__THE REQUEST__
Identify the lines that contain the word "image" and copy each one.

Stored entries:
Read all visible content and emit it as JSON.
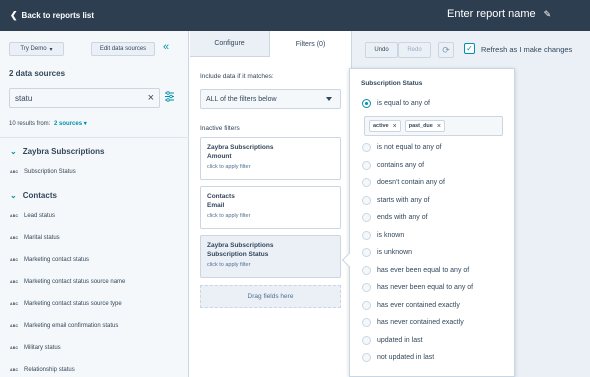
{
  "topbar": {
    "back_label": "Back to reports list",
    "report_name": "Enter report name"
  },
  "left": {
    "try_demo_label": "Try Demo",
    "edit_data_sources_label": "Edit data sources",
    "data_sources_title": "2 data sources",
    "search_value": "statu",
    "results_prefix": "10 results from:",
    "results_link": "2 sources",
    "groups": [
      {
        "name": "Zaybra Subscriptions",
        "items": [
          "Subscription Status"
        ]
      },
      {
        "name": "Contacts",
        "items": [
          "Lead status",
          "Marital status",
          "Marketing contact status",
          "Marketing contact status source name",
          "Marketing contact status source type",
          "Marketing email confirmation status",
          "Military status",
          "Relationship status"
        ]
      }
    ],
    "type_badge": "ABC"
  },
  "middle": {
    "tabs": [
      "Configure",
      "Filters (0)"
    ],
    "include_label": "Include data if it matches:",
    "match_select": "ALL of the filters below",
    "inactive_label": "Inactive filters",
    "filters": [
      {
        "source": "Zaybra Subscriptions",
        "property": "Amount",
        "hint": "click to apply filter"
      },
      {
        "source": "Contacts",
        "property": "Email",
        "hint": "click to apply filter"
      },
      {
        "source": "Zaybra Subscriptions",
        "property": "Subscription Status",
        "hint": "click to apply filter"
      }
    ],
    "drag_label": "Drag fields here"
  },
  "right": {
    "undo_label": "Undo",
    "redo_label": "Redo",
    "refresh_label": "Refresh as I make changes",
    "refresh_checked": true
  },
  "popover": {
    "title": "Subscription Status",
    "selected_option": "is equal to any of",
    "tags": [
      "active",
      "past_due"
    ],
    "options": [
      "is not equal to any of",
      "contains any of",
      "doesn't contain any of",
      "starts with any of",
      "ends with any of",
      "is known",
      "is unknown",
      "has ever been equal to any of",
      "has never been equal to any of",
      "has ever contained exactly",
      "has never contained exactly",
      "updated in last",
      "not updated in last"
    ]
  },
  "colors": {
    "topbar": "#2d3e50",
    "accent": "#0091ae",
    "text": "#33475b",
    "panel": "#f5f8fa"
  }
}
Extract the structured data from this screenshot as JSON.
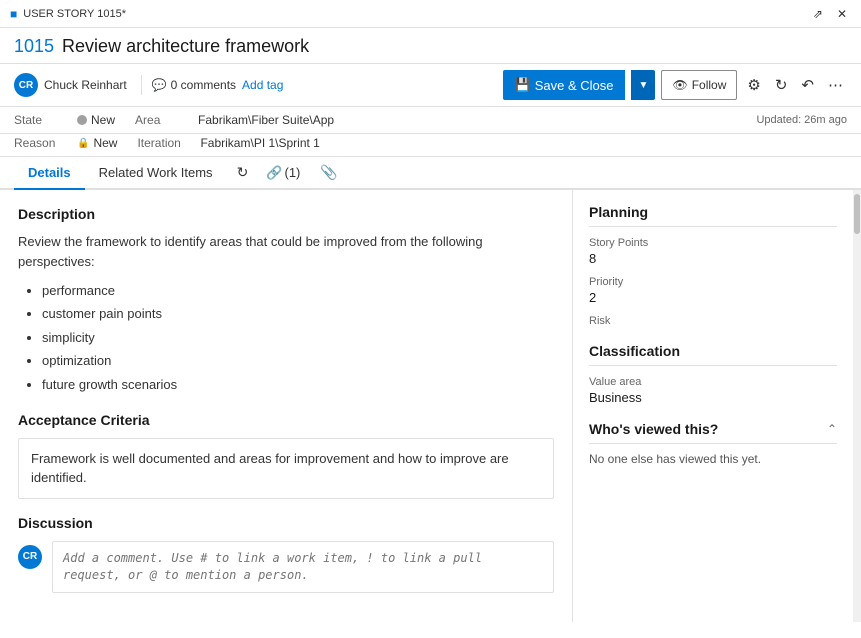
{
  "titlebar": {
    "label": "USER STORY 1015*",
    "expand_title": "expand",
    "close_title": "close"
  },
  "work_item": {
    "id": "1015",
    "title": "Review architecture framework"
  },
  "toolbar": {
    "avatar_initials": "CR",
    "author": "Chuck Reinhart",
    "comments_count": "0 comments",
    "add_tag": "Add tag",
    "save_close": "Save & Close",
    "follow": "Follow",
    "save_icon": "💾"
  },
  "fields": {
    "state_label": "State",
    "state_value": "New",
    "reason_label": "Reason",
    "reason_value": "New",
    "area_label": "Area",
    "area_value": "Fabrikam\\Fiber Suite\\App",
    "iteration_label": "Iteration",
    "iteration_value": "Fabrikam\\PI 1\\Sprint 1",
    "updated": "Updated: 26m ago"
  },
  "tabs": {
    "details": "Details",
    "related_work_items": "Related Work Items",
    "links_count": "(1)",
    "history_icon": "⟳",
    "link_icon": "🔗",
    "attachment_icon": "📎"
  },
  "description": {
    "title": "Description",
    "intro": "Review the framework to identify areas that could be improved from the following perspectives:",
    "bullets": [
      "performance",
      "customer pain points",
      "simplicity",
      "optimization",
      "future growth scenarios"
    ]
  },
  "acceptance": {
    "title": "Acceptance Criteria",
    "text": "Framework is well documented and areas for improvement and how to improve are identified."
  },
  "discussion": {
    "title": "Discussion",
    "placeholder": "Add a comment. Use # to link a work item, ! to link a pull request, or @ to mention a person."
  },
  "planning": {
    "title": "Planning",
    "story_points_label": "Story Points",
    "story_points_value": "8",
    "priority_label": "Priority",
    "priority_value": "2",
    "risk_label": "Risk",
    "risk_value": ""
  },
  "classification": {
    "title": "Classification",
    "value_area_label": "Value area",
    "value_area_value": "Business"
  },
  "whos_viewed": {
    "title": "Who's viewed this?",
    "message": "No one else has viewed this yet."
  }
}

---

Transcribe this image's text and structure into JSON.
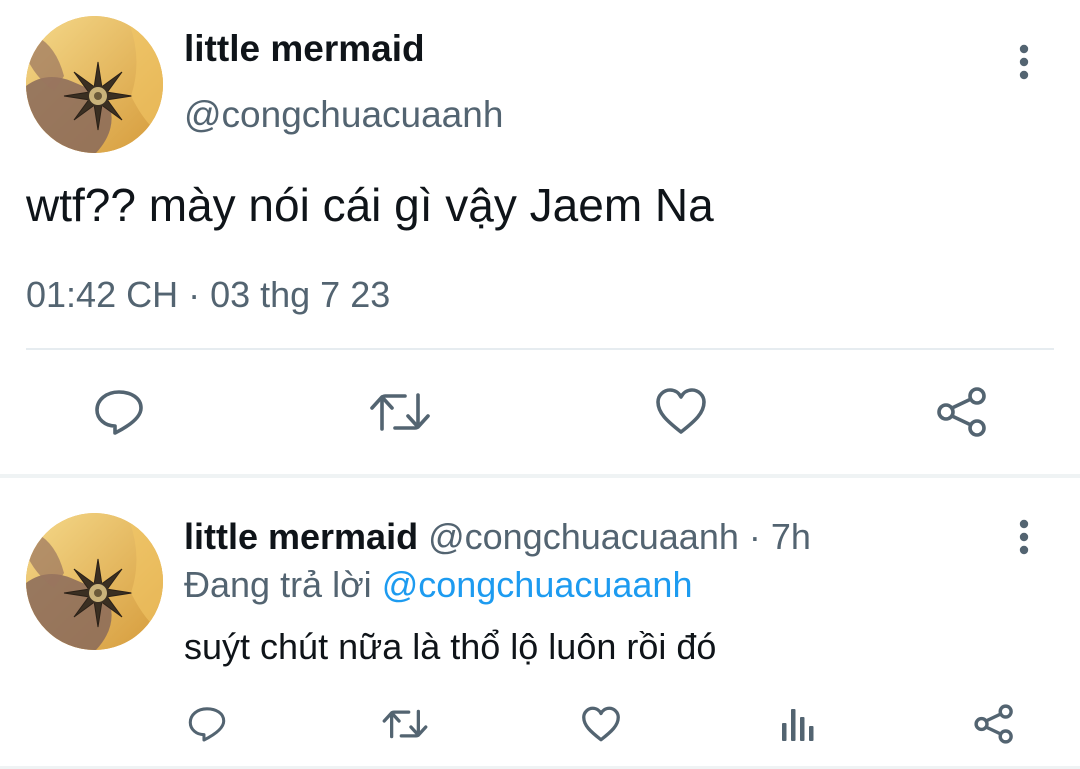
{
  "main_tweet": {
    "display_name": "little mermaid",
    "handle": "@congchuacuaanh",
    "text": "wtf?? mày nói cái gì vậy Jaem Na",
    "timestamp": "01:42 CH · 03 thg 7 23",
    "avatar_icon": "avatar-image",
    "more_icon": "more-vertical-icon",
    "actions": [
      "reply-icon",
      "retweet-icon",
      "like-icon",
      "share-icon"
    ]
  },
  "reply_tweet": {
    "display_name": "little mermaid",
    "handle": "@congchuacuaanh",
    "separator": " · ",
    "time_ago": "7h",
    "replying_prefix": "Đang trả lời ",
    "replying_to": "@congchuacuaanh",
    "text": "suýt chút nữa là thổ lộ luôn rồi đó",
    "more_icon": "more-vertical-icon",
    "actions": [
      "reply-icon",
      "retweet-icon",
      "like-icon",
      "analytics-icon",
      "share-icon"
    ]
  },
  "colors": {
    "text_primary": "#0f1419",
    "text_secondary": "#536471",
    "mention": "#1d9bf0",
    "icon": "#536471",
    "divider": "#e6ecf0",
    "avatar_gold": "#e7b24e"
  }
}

__TASK SOLUTION__
Transcribe this image's text and structure into JSON.
    "avatar_icon": "avatar-image",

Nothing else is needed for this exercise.